_AIM_
Search the material below for the string "Инжавинский" and extract each line that has it.

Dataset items
****************************************

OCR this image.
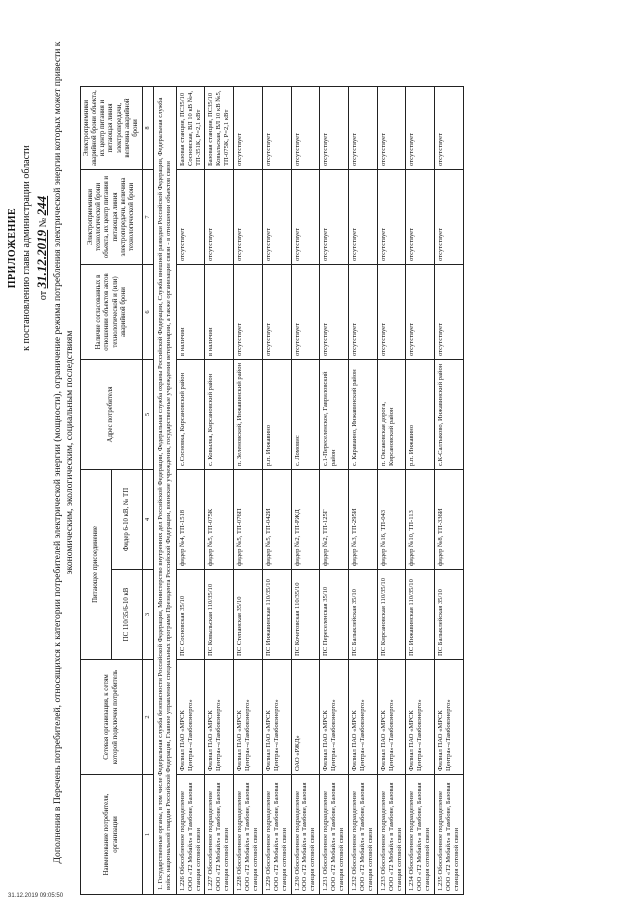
ПРИЛОЖЕНИЕ к постановлению главы администрации области от 31.12.2019 № 244 Дополнения в Перечень потребителей, относящихся к категории потребителей электрической энергии (мощности), ограничение режима потребления электрической энергии которых может привести к экономическим, экологическим, социальным последствиям
Наименование потребителя, организации	Сетевая организация, к сетям которой подключен потребитель	Питающее присоединение		Адрес потребителя	Наличие согласованных в отношении объектов актов технологической и (или) аварийной брони	Электроприемники технологической брони объекта, их центр питания и питающая линия электропередачи, величина технологической брони	Электроприемники аварийной брони объекта, их центр питания и питающая линия электропередачи, величина аварийной брони
		ПС 110/35/6-10 кВ	Фидер 6-10 кВ, № ТП				
1	2	3	4	5	6	7	8
1. Государственные органы, в том числе Федеральная служба безопасности Российской Федерации, Министерство внутренних дел Российской Федерации, Федеральная служба охраны Российской Федерации, Служба внешней разведки Российской Федерации, Федеральная служба войск национальной гвардии Российской Федерации, Главное управление специальных программ Президента Российской Федерации, воинские учреждения, государственные учреждения ветеринарии, а также организации связи - в отношении объектов связи							
1.226 Обособленное подразделение ООО «Т2 Мобайл» в Тамбове, Базовая станция сотовой связи	Филиал ПАО «МРСК Центра»-«Тамбовэнерго»	ПС Сосновская 35/10	фидер №4, ТП-1518	с.Сосновка, Кирсановский район	в наличии	отсутствует	Базовая станция, ПС35/10 Сосновская, ВЛ 10 кВ №4, ТП-351К, Р=2,1 кВт
1.227 Обособленное подразделение ООО «Т2 Мобайл» в Тамбове, Базовая станция сотовой связи	Филиал ПАО «МРСК Центра»-«Тамбовэнерго»	ПС Ковыльская 110/35/10	фидер №5, ТП-075К	с. Ковылка, Кирсановский район	в наличии	отсутствует	Базовая станция, ПС35/10 Ковыльская, ВЛ 10 кВ №5, ТП-075К, Р=2,1 кВт
1.228 Обособленное подразделение ООО «Т2 Мобайл» в Тамбове, Базовая станция сотовой связи	Филиал ПАО «МРСК Центра»-«Тамбовэнерго»	ПС Степанская 35/10	фидер №5, ТП-076П	п. Зеленовский, Инжавинский район	отсутствует	отсутствует	отсутствует
1.229 Обособленное подразделение ООО «Т2 Мобайл» в Тамбове, Базовая станция сотовой связи	Филиал ПАО «МРСК Центра»-«Тамбовэнерго»	ПС Инжавинская 110/35/10	фидер №5, ТП-042И	р.п. Инжавино	отсутствует	отсутствует	отсутствует
1.230 Обособленное подразделение ООО «Т2 Мобайл» в Тамбове, Базовая станция сотовой связи	ОАО «РЖД»	ПС Кочетовская 110/35/10	фидер №2, ТП-РЖД	с. Ломовис	отсутствует	отсутствует	отсутствует
1.231 Обособленное подразделение ООО «Т2 Мобайл» в Тамбове, Базовая станция сотовой связи	Филиал ПАО «МРСК Центра»-«Тамбовэнерго»	ПС Переселенская 35/10	фидер №2, ТП-125Г	с.1-Переселенское, Гавриловский район	отсутствует	отсутствует	отсутствует
1.232 Обособленное подразделение ООО «Т2 Мобайл» в Тамбове, Базовая станция сотовой связи	Филиал ПАО «МРСК Центра»-«Тамбовэнерго»	ПС Балыклейская 35/10	фидер №3, ТП-295И	с. Караваино, Инжавинский район	отсутствует	отсутствует	отсутствует
1.233 Обособленное подразделение ООО «Т2 Мобайл» в Тамбове, Базовая станция сотовой связи	Филиал ПАО «МРСК Центра»-«Тамбовэнерго»	ПС Кирсановская 110/35/10	фидер №16, ТП-043	п. Оксаковская дорога, Кирсановский район	отсутствует	отсутствует	отсутствует
1.234 Обособленное подразделение ООО «Т2 Мобайл» в Тамбове, Базовая станция сотовой связи	Филиал ПАО «МРСК Центра»-«Тамбовэнерго»	ПС Инжавинская 110/35/10	фидер №10, ТП-113	р.п. Инжавино	отсутствует	отсутствует	отсутствует
1.235 Обособленное подразделение ООО «Т2 Мобайл» в Тамбове, Базовая станция сотовой связи	Филиал ПАО «МРСК Центра»-«Тамбовэнерго»	ПС Балыклейская 35/10	фидер №8, ТП-336И	с.К-Салтыково, Инжавинский район	отсутствует	отсутствует	отсутствует
31.12.2019 09:05:50
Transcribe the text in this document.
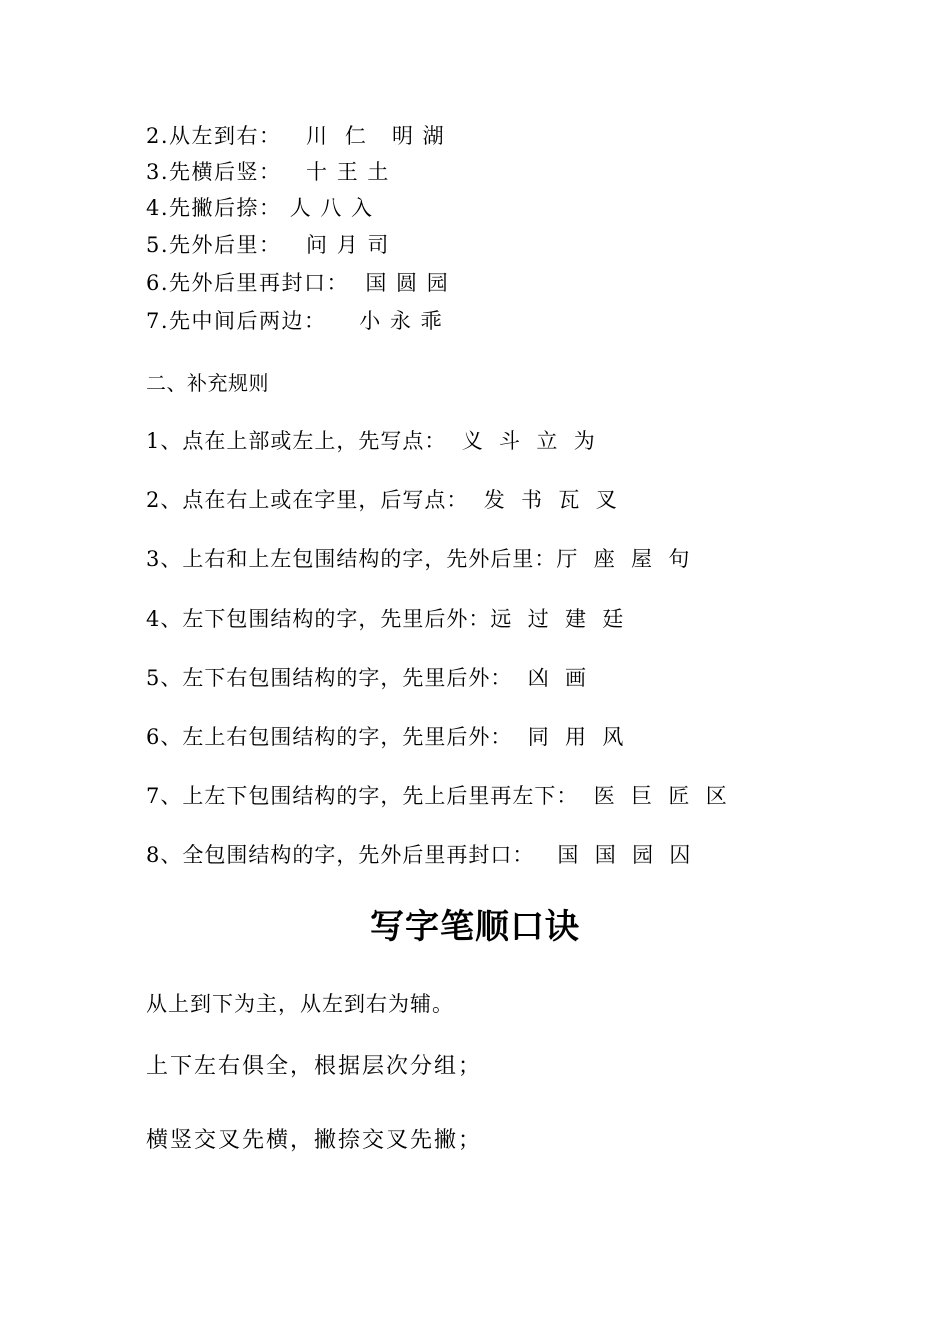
2.从左到右：   川  仁   明 湖
3.先横后竖：   十 王 土
4.先撇后捺： 人 八 入
5.先外后里：   问 月 司
6.先外后里再封口：  国 圆 园
7.先中间后两边：    小 永 乖
二、补充规则
1、点在上部或左上，先写点：  义  斗  立  为
2、点在右上或在字里，后写点：  发  书  瓦  叉
3、上右和上左包围结构的字，先外后里：厅  座  屋  句
4、左下包围结构的字，先里后外：远  过  建  廷
5、左下右包围结构的字，先里后外：  凶  画
6、左上右包围结构的字，先里后外：  同  用  风
7、上左下包围结构的字，先上后里再左下：  医  巨  匠  区
8、全包围结构的字，先外后里再封口：   国  国  园  囚
写字笔顺口诀
从上到下为主，从左到右为辅。
上下左右俱全，根据层次分组；
横竖交叉先横，撇捺交叉先撇；
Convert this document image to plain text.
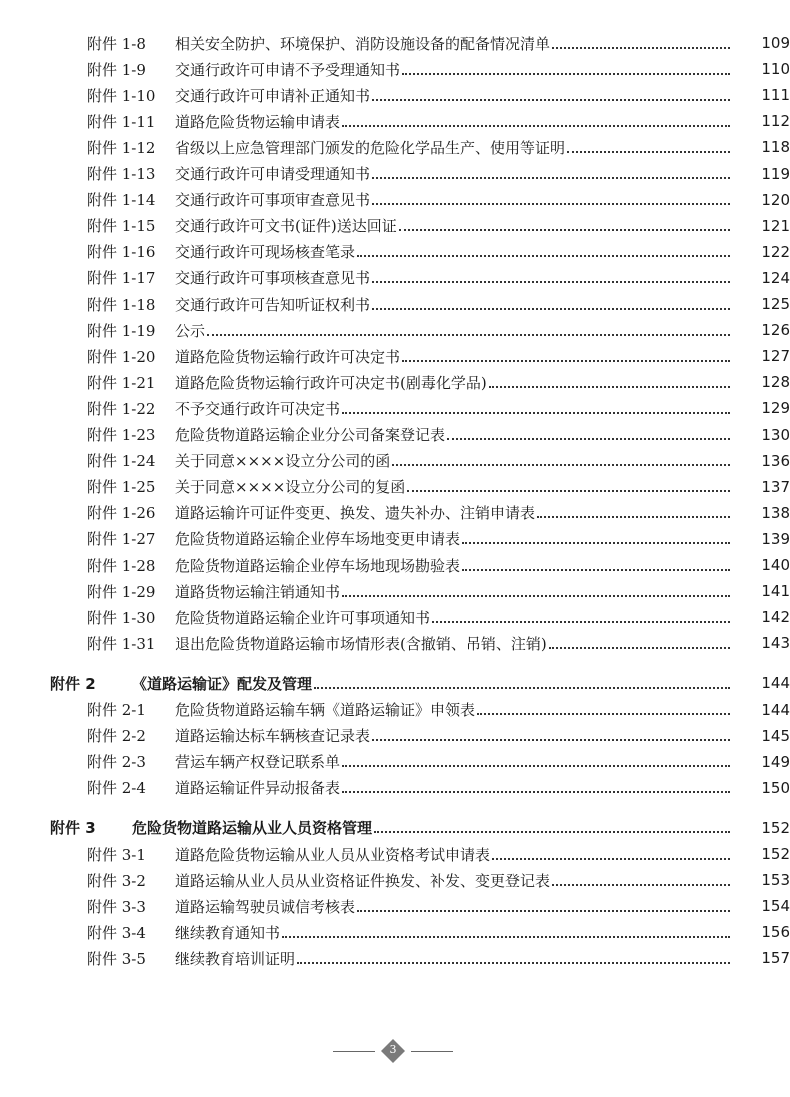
附件 1-8	相关安全防护、环境保护、消防设施设备的配备情况清单	109
附件 1-9	交通行政许可申请不予受理通知书	110
附件 1-10	交通行政许可申请补正通知书	111
附件 1-11	道路危险货物运输申请表	112
附件 1-12	省级以上应急管理部门颁发的危险化学品生产、使用等证明	118
附件 1-13	交通行政许可申请受理通知书	119
附件 1-14	交通行政许可事项审查意见书	120
附件 1-15	交通行政许可文书(证件)送达回证	121
附件 1-16	交通行政许可现场核查笔录	122
附件 1-17	交通行政许可事项核查意见书	124
附件 1-18	交通行政许可告知听证权利书	125
附件 1-19	公示	126
附件 1-20	道路危险货物运输行政许可决定书	127
附件 1-21	道路危险货物运输行政许可决定书(剧毒化学品)	128
附件 1-22	不予交通行政许可决定书	129
附件 1-23	危险货物道路运输企业分公司备案登记表	130
附件 1-24	关于同意××××设立分公司的函	136
附件 1-25	关于同意××××设立分公司的复函	137
附件 1-26	道路运输许可证件变更、换发、遗失补办、注销申请表	138
附件 1-27	危险货物道路运输企业停车场地变更申请表	139
附件 1-28	危险货物道路运输企业停车场地现场勘验表	140
附件 1-29	道路货物运输注销通知书	141
附件 1-30	危险货物道路运输企业许可事项通知书	142
附件 1-31	退出危险货物道路运输市场情形表(含撤销、吊销、注销)	143
附件 2	《道路运输证》配发及管理	144
附件 2-1	危险货物道路运输车辆《道路运输证》申领表	144
附件 2-2	道路运输达标车辆核查记录表	145
附件 2-3	营运车辆产权登记联系单	149
附件 2-4	道路运输证件异动报备表	150
附件 3	危险货物道路运输从业人员资格管理	152
附件 3-1	道路危险货物运输从业人员从业资格考试申请表	152
附件 3-2	道路运输从业人员从业资格证件换发、补发、变更登记表	153
附件 3-3	道路运输驾驶员诚信考核表	154
附件 3-4	继续教育通知书	156
附件 3-5	继续教育培训证明	157
3
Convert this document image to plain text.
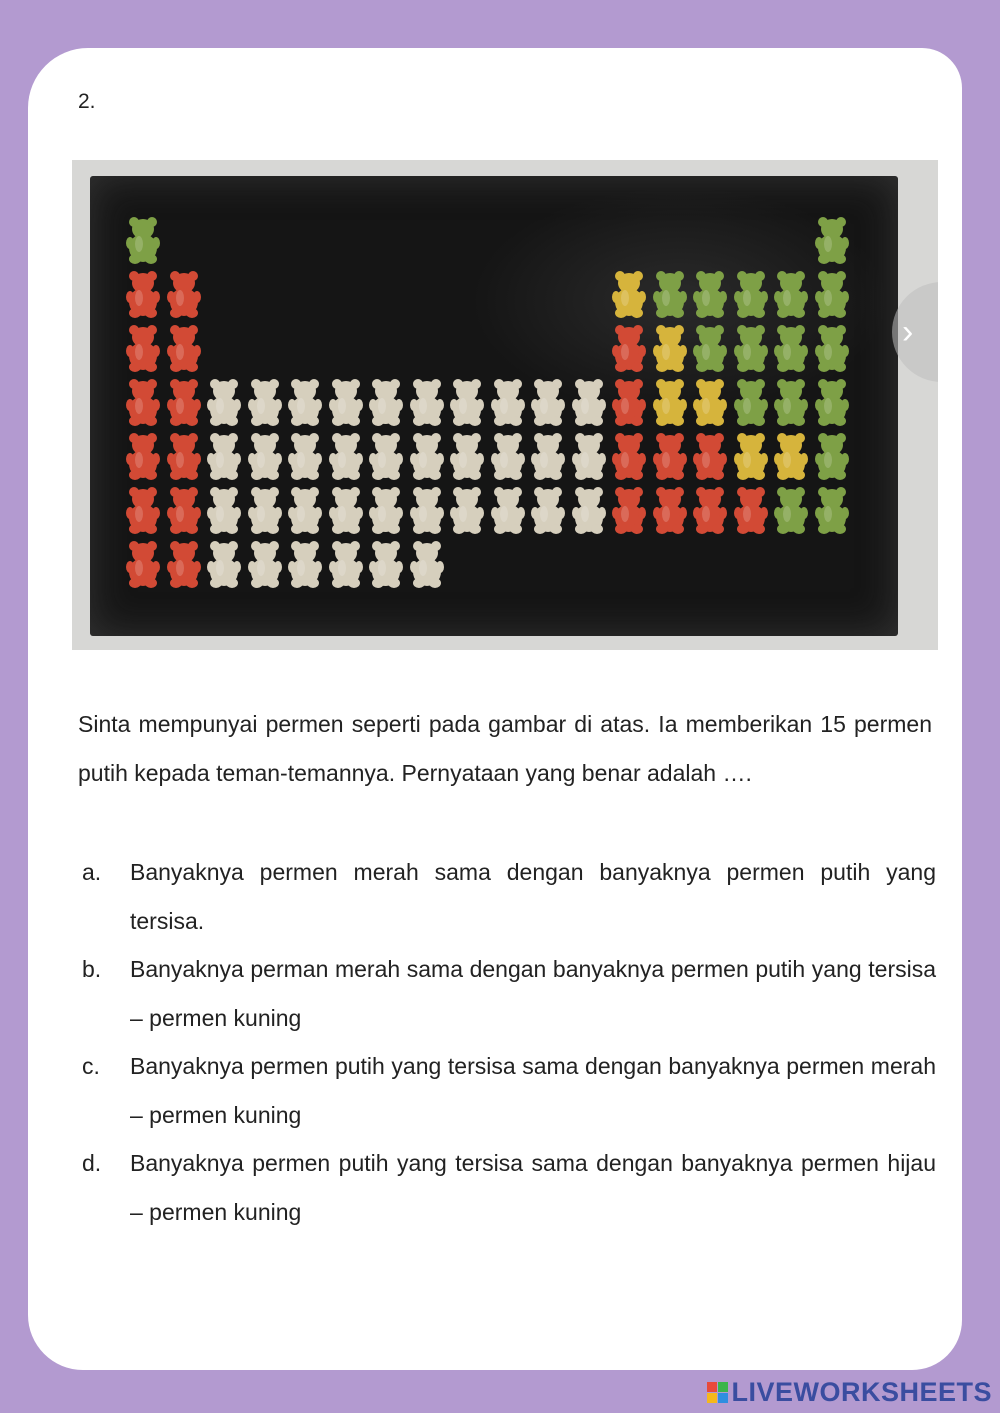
2.
›
Sinta mempunyai permen seperti pada gambar di atas. Ia memberikan 15 permen putih kepada teman-temannya. Pernyataan yang benar adalah ….
a.	Banyaknya permen merah sama dengan banyaknya permen putih yang tersisa.
b.	Banyaknya perman merah sama dengan banyaknya permen putih yang tersisa – permen kuning
c.	Banyaknya permen putih yang tersisa sama dengan banyaknya permen merah – permen kuning
d.	Banyaknya permen putih yang tersisa sama dengan banyaknya permen hijau – permen kuning
LIVEWORKSHEETS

****************************************

_RESULT OF THE TASK_
1.228 Обособленное подразделение ООО «Т2 Мобайл» в Тамбове, Базовая станция сотовой связи	Филиал ПАО «МРСК Центра»-«Тамбовэнерго»	ПС Степанская 35/10	фидер №5, ТП-076П	п. Зеленовский, Инжавинский район	отсутствует	отсутствует	отсутствует
1.232 Обособленное подразделение ООО «Т2 Мобайл» в Тамбове, Базовая станция сотовой связи	Филиал ПАО «МРСК Центра»-«Тамбовэнерго»	ПС Балыклейская 35/10	фидер №3, ТП-295И	с. Караваино, Инжавинский район	отсутствует	отсутствует	отсутствует
1.235 Обособленное подразделение ООО «Т2 Мобайл» в Тамбове, Базовая станция сотовой связи	Филиал ПАО «МРСК Центра»-«Тамбовэнерго»	ПС Балыклейская 35/10	фидер №8, ТП-336И	с.К-Салтыково, Инжавинский район	отсутствует	отсутствует	отсутствует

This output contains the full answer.